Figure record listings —
- - -

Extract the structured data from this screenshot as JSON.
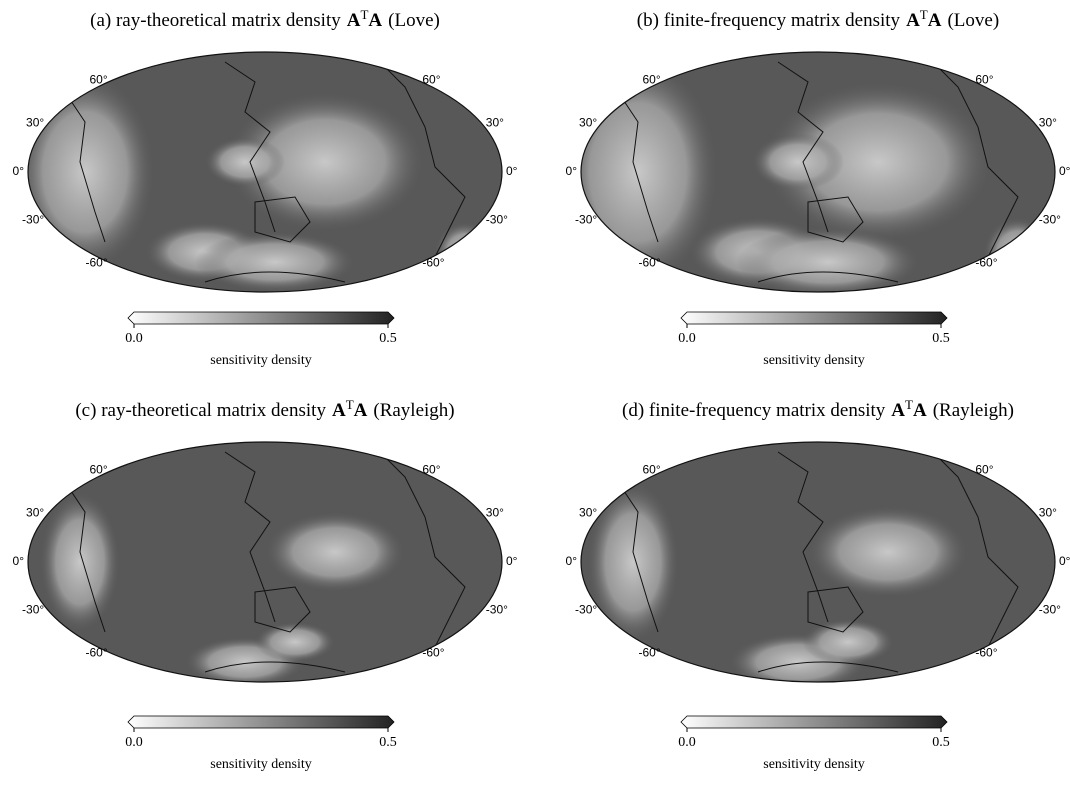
{
  "lat_ticks": [
    {
      "value": 60,
      "label": "60°"
    },
    {
      "value": 30,
      "label": "30°"
    },
    {
      "value": 0,
      "label": "0°"
    },
    {
      "value": -30,
      "label": "-30°"
    },
    {
      "value": -60,
      "label": "-60°"
    }
  ],
  "colorbar": {
    "ticks": [
      {
        "value": 0,
        "label": "0.0"
      },
      {
        "value": 0.5,
        "label": "0.5"
      }
    ],
    "label": "sensitivity density"
  },
  "panels": [
    {
      "label": "(a) ray-theoretical matrix density",
      "matrix": "A",
      "sup": "T",
      "matrix2": "A",
      "wave": "(Love)"
    },
    {
      "label": "(b) finite-frequency matrix density",
      "matrix": "A",
      "sup": "T",
      "matrix2": "A",
      "wave": "(Love)"
    },
    {
      "label": "(c) ray-theoretical matrix density",
      "matrix": "A",
      "sup": "T",
      "matrix2": "A",
      "wave": "(Rayleigh)"
    },
    {
      "label": "(d) finite-frequency matrix density",
      "matrix": "A",
      "sup": "T",
      "matrix2": "A",
      "wave": "(Rayleigh)"
    }
  ]
}
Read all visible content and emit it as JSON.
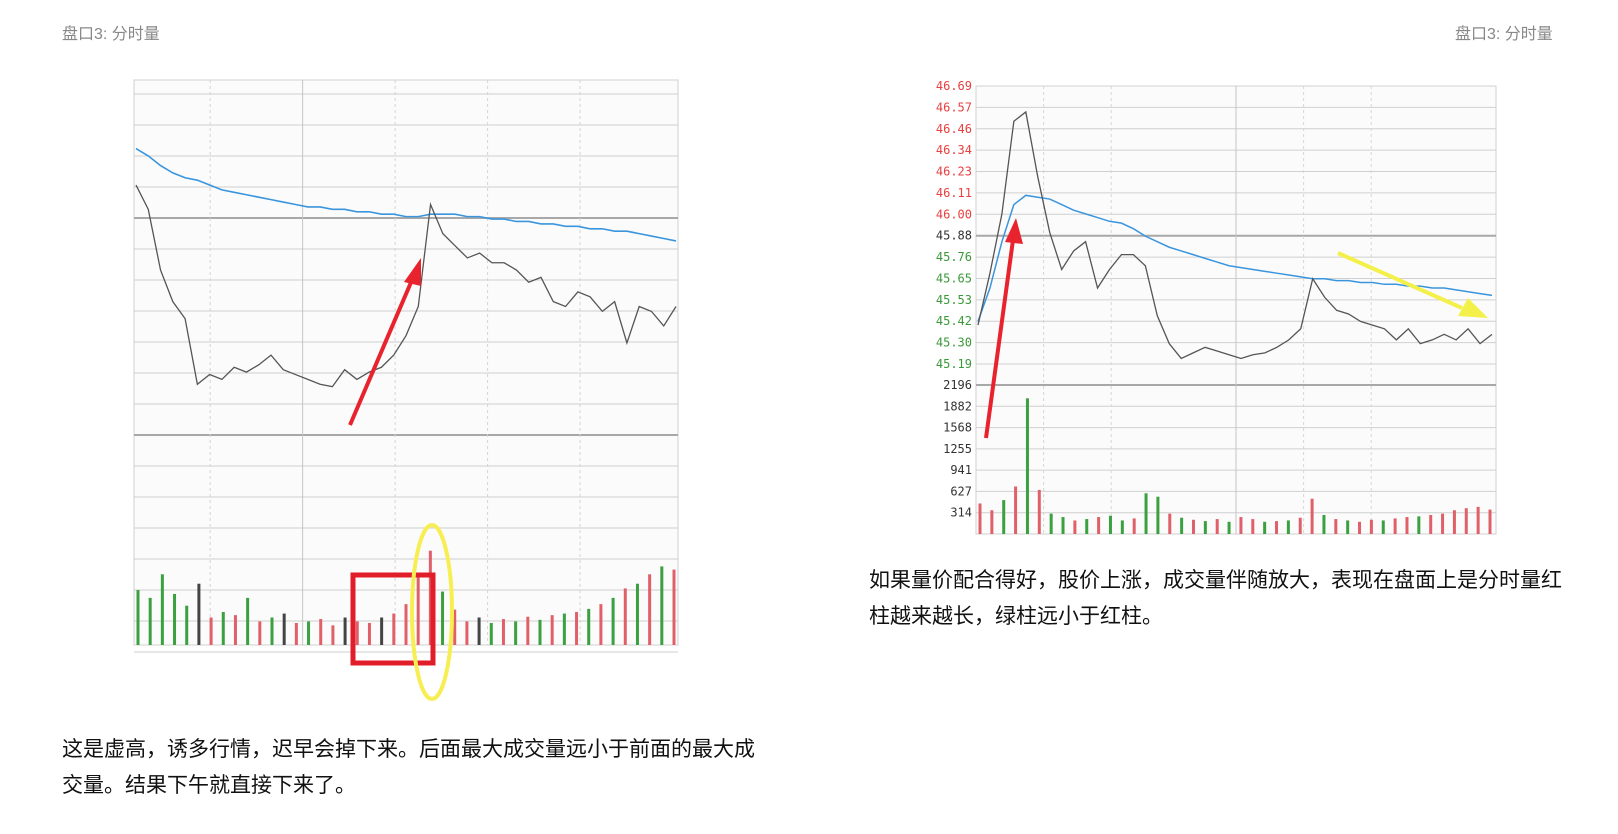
{
  "left": {
    "label": "盘口3: 分时量",
    "caption": "这是虚高，诱多行情，迟早会掉下来。后面最大成交量远小于前面的最大成交量。结果下午就直接下来了。"
  },
  "right": {
    "label": "盘口3: 分时量",
    "caption": "如果量价配合得好，股价上涨，成交量伴随放大，表现在盘面上是分时量红柱越来越长，绿柱远小于红柱。"
  },
  "colors": {
    "price_line": "#555555",
    "avg_line": "#3a95dd",
    "up_bar": "#e0606a",
    "down_bar": "#3aa040",
    "neutral_bar": "#444444",
    "arrow_red": "#e8232e",
    "arrow_yellow": "#f4f04a",
    "highlight_box": "#e11d2a",
    "highlight_ellipse": "#f7ef52",
    "tick_red": "#e84040",
    "tick_green": "#3a9a3a",
    "tick_neutral": "#333333"
  },
  "chart_data": [
    {
      "type": "line",
      "title": "",
      "xlabel": "",
      "ylabel": "",
      "grid": true,
      "series": [
        {
          "values": [
            46.2,
            46.1,
            45.85,
            45.72,
            45.65,
            45.38,
            45.42,
            45.4,
            45.45,
            45.43,
            45.46,
            45.5,
            45.44,
            45.42,
            45.4,
            45.38,
            45.37,
            45.44,
            45.4,
            45.43,
            45.45,
            45.5,
            45.58,
            45.7,
            46.12,
            46.0,
            45.95,
            45.9,
            45.92,
            45.88,
            45.88,
            45.85,
            45.8,
            45.82,
            45.72,
            45.7,
            45.76,
            45.74,
            45.68,
            45.72,
            45.55,
            45.7,
            45.68,
            45.62,
            45.7
          ]
        },
        {
          "values": [
            46.35,
            46.32,
            46.28,
            46.25,
            46.23,
            46.22,
            46.2,
            46.18,
            46.17,
            46.16,
            46.15,
            46.14,
            46.13,
            46.12,
            46.11,
            46.11,
            46.1,
            46.1,
            46.09,
            46.09,
            46.08,
            46.08,
            46.07,
            46.07,
            46.08,
            46.08,
            46.08,
            46.07,
            46.07,
            46.06,
            46.06,
            46.05,
            46.05,
            46.04,
            46.04,
            46.03,
            46.03,
            46.02,
            46.02,
            46.01,
            46.01,
            46.0,
            45.99,
            45.98,
            45.97
          ]
        }
      ],
      "volume": [
        700,
        600,
        900,
        650,
        500,
        780,
        350,
        420,
        380,
        600,
        300,
        350,
        400,
        280,
        300,
        330,
        250,
        350,
        300,
        280,
        350,
        400,
        520,
        900,
        1200,
        680,
        450,
        300,
        350,
        280,
        330,
        300,
        360,
        320,
        380,
        400,
        420,
        460,
        520,
        600,
        720,
        780,
        900,
        1000,
        960
      ],
      "volume_color": [
        "down",
        "down",
        "down",
        "down",
        "down",
        "neutral",
        "up",
        "down",
        "up",
        "down",
        "up",
        "down",
        "neutral",
        "up",
        "down",
        "up",
        "up",
        "neutral",
        "up",
        "up",
        "neutral",
        "up",
        "up",
        "up",
        "up",
        "down",
        "up",
        "up",
        "neutral",
        "down",
        "up",
        "down",
        "up",
        "down",
        "up",
        "down",
        "up",
        "down",
        "up",
        "down",
        "up",
        "down",
        "up",
        "down",
        "up"
      ],
      "annotations": [
        "red arrow to price peak",
        "red box around volume bars",
        "yellow ellipse around peak volume bar"
      ]
    },
    {
      "type": "line",
      "title": "",
      "xlabel": "",
      "ylabel": "",
      "grid": true,
      "ylim": [
        45.19,
        46.69
      ],
      "y_ticks": [
        "46.69",
        "46.57",
        "46.46",
        "46.34",
        "46.23",
        "46.11",
        "46.00",
        "45.88",
        "45.76",
        "45.65",
        "45.53",
        "45.42",
        "45.30",
        "45.19"
      ],
      "volume_ylim": [
        0,
        2196
      ],
      "volume_ticks": [
        "2196",
        "1882",
        "1568",
        "1255",
        "941",
        "627",
        "314"
      ],
      "series": [
        {
          "values": [
            45.4,
            45.68,
            46.0,
            46.5,
            46.55,
            46.2,
            45.9,
            45.7,
            45.8,
            45.85,
            45.6,
            45.7,
            45.78,
            45.78,
            45.72,
            45.45,
            45.3,
            45.22,
            45.25,
            45.28,
            45.26,
            45.24,
            45.22,
            45.24,
            45.25,
            45.28,
            45.32,
            45.38,
            45.65,
            45.55,
            45.48,
            45.46,
            45.42,
            45.4,
            45.38,
            45.32,
            45.38,
            45.3,
            45.32,
            45.35,
            45.32,
            45.38,
            45.3,
            45.35
          ]
        },
        {
          "values": [
            45.42,
            45.6,
            45.85,
            46.05,
            46.1,
            46.09,
            46.08,
            46.05,
            46.02,
            46.0,
            45.98,
            45.96,
            45.95,
            45.92,
            45.88,
            45.85,
            45.82,
            45.8,
            45.78,
            45.76,
            45.74,
            45.72,
            45.71,
            45.7,
            45.69,
            45.68,
            45.67,
            45.66,
            45.65,
            45.65,
            45.64,
            45.64,
            45.63,
            45.63,
            45.62,
            45.62,
            45.61,
            45.61,
            45.6,
            45.6,
            45.59,
            45.58,
            45.57,
            45.56
          ]
        }
      ],
      "volume": [
        450,
        350,
        500,
        700,
        2000,
        650,
        300,
        250,
        200,
        220,
        250,
        270,
        200,
        230,
        600,
        550,
        300,
        240,
        210,
        190,
        220,
        180,
        250,
        220,
        180,
        190,
        200,
        240,
        520,
        280,
        220,
        200,
        180,
        210,
        200,
        230,
        250,
        260,
        280,
        300,
        350,
        380,
        400,
        360
      ],
      "volume_color": [
        "up",
        "up",
        "down",
        "up",
        "down",
        "up",
        "down",
        "down",
        "up",
        "down",
        "up",
        "down",
        "down",
        "up",
        "down",
        "down",
        "up",
        "down",
        "up",
        "down",
        "up",
        "down",
        "up",
        "up",
        "down",
        "up",
        "down",
        "up",
        "up",
        "down",
        "up",
        "down",
        "up",
        "up",
        "down",
        "up",
        "up",
        "down",
        "up",
        "up",
        "up",
        "up",
        "up",
        "up"
      ],
      "annotations": [
        "red arrow to price peak",
        "yellow arrow pointing down-right"
      ]
    }
  ]
}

- - -

SHORT EXERCISE —
Quote the preceding records in their entirety, excluding every picture.

ANSWER FOR THIS EXERCISE —
Extract the structured data from this screenshot as JSON.
{
  "lat_ticks": [
    {
      "value": 60,
      "label": "60°"
    },
    {
      "value": 30,
      "label": "30°"
    },
    {
      "value": 0,
      "label": "0°"
    },
    {
      "value": -30,
      "label": "-30°"
    },
    {
      "value": -60,
      "label": "-60°"
    }
  ],
  "colorbar": {
    "ticks": [
      {
        "value": 0,
        "label": "0.0"
      },
      {
        "value": 0.5,
        "label": "0.5"
      }
    ],
    "label": "sensitivity density"
  },
  "panels": [
    {
      "label": "(a) ray-theoretical matrix density",
      "matrix": "A",
      "sup": "T",
      "matrix2": "A",
      "wave": "(Love)"
    },
    {
      "label": "(b) finite-frequency matrix density",
      "matrix": "A",
      "sup": "T",
      "matrix2": "A",
      "wave": "(Love)"
    },
    {
      "label": "(c) ray-theoretical matrix density",
      "matrix": "A",
      "sup": "T",
      "matrix2": "A",
      "wave": "(Rayleigh)"
    },
    {
      "label": "(d) finite-frequency matrix density",
      "matrix": "A",
      "sup": "T",
      "matrix2": "A",
      "wave": "(Rayleigh)"
    }
  ]
}
Read all visible content and emit it as JSON.
{
  "left": {
    "label": "盘口3: 分时量",
    "caption": "这是虚高，诱多行情，迟早会掉下来。后面最大成交量远小于前面的最大成交量。结果下午就直接下来了。"
  },
  "right": {
    "label": "盘口3: 分时量",
    "caption": "如果量价配合得好，股价上涨，成交量伴随放大，表现在盘面上是分时量红柱越来越长，绿柱远小于红柱。"
  },
  "colors": {
    "price_line": "#555555",
    "avg_line": "#3a95dd",
    "up_bar": "#e0606a",
    "down_bar": "#3aa040",
    "neutral_bar": "#444444",
    "arrow_red": "#e8232e",
    "arrow_yellow": "#f4f04a",
    "highlight_box": "#e11d2a",
    "highlight_ellipse": "#f7ef52",
    "tick_red": "#e84040",
    "tick_green": "#3a9a3a",
    "tick_neutral": "#333333"
  },
  "chart_data": [
    {
      "type": "line",
      "title": "",
      "xlabel": "",
      "ylabel": "",
      "grid": true,
      "series": [
        {
          "values": [
            46.2,
            46.1,
            45.85,
            45.72,
            45.65,
            45.38,
            45.42,
            45.4,
            45.45,
            45.43,
            45.46,
            45.5,
            45.44,
            45.42,
            45.4,
            45.38,
            45.37,
            45.44,
            45.4,
            45.43,
            45.45,
            45.5,
            45.58,
            45.7,
            46.12,
            46.0,
            45.95,
            45.9,
            45.92,
            45.88,
            45.88,
            45.85,
            45.8,
            45.82,
            45.72,
            45.7,
            45.76,
            45.74,
            45.68,
            45.72,
            45.55,
            45.7,
            45.68,
            45.62,
            45.7
          ]
        },
        {
          "values": [
            46.35,
            46.32,
            46.28,
            46.25,
            46.23,
            46.22,
            46.2,
            46.18,
            46.17,
            46.16,
            46.15,
            46.14,
            46.13,
            46.12,
            46.11,
            46.11,
            46.1,
            46.1,
            46.09,
            46.09,
            46.08,
            46.08,
            46.07,
            46.07,
            46.08,
            46.08,
            46.08,
            46.07,
            46.07,
            46.06,
            46.06,
            46.05,
            46.05,
            46.04,
            46.04,
            46.03,
            46.03,
            46.02,
            46.02,
            46.01,
            46.01,
            46.0,
            45.99,
            45.98,
            45.97
          ]
        }
      ],
      "volume": [
        700,
        600,
        900,
        650,
        500,
        780,
        350,
        420,
        380,
        600,
        300,
        350,
        400,
        280,
        300,
        330,
        250,
        350,
        300,
        280,
        350,
        400,
        520,
        900,
        1200,
        680,
        450,
        300,
        350,
        280,
        330,
        300,
        360,
        320,
        380,
        400,
        420,
        460,
        520,
        600,
        720,
        780,
        900,
        1000,
        960
      ],
      "volume_color": [
        "down",
        "down",
        "down",
        "down",
        "down",
        "neutral",
        "up",
        "down",
        "up",
        "down",
        "up",
        "down",
        "neutral",
        "up",
        "down",
        "up",
        "up",
        "neutral",
        "up",
        "up",
        "neutral",
        "up",
        "up",
        "up",
        "up",
        "down",
        "up",
        "up",
        "neutral",
        "down",
        "up",
        "down",
        "up",
        "down",
        "up",
        "down",
        "up",
        "down",
        "up",
        "down",
        "up",
        "down",
        "up",
        "down",
        "up"
      ],
      "annotations": [
        "red arrow to price peak",
        "red box around volume bars",
        "yellow ellipse around peak volume bar"
      ]
    },
    {
      "type": "line",
      "title": "",
      "xlabel": "",
      "ylabel": "",
      "grid": true,
      "ylim": [
        45.19,
        46.69
      ],
      "y_ticks": [
        "46.69",
        "46.57",
        "46.46",
        "46.34",
        "46.23",
        "46.11",
        "46.00",
        "45.88",
        "45.76",
        "45.65",
        "45.53",
        "45.42",
        "45.30",
        "45.19"
      ],
      "volume_ylim": [
        0,
        2196
      ],
      "volume_ticks": [
        "2196",
        "1882",
        "1568",
        "1255",
        "941",
        "627",
        "314"
      ],
      "series": [
        {
          "values": [
            45.4,
            45.68,
            46.0,
            46.5,
            46.55,
            46.2,
            45.9,
            45.7,
            45.8,
            45.85,
            45.6,
            45.7,
            45.78,
            45.78,
            45.72,
            45.45,
            45.3,
            45.22,
            45.25,
            45.28,
            45.26,
            45.24,
            45.22,
            45.24,
            45.25,
            45.28,
            45.32,
            45.38,
            45.65,
            45.55,
            45.48,
            45.46,
            45.42,
            45.4,
            45.38,
            45.32,
            45.38,
            45.3,
            45.32,
            45.35,
            45.32,
            45.38,
            45.3,
            45.35
          ]
        },
        {
          "values": [
            45.42,
            45.6,
            45.85,
            46.05,
            46.1,
            46.09,
            46.08,
            46.05,
            46.02,
            46.0,
            45.98,
            45.96,
            45.95,
            45.92,
            45.88,
            45.85,
            45.82,
            45.8,
            45.78,
            45.76,
            45.74,
            45.72,
            45.71,
            45.7,
            45.69,
            45.68,
            45.67,
            45.66,
            45.65,
            45.65,
            45.64,
            45.64,
            45.63,
            45.63,
            45.62,
            45.62,
            45.61,
            45.61,
            45.6,
            45.6,
            45.59,
            45.58,
            45.57,
            45.56
          ]
        }
      ],
      "volume": [
        450,
        350,
        500,
        700,
        2000,
        650,
        300,
        250,
        200,
        220,
        250,
        270,
        200,
        230,
        600,
        550,
        300,
        240,
        210,
        190,
        220,
        180,
        250,
        220,
        180,
        190,
        200,
        240,
        520,
        280,
        220,
        200,
        180,
        210,
        200,
        230,
        250,
        260,
        280,
        300,
        350,
        380,
        400,
        360
      ],
      "volume_color": [
        "up",
        "up",
        "down",
        "up",
        "down",
        "up",
        "down",
        "down",
        "up",
        "down",
        "up",
        "down",
        "down",
        "up",
        "down",
        "down",
        "up",
        "down",
        "up",
        "down",
        "up",
        "down",
        "up",
        "up",
        "down",
        "up",
        "down",
        "up",
        "up",
        "down",
        "up",
        "down",
        "up",
        "up",
        "down",
        "up",
        "up",
        "down",
        "up",
        "up",
        "up",
        "up",
        "up",
        "up"
      ],
      "annotations": [
        "red arrow to price peak",
        "yellow arrow pointing down-right"
      ]
    }
  ]
}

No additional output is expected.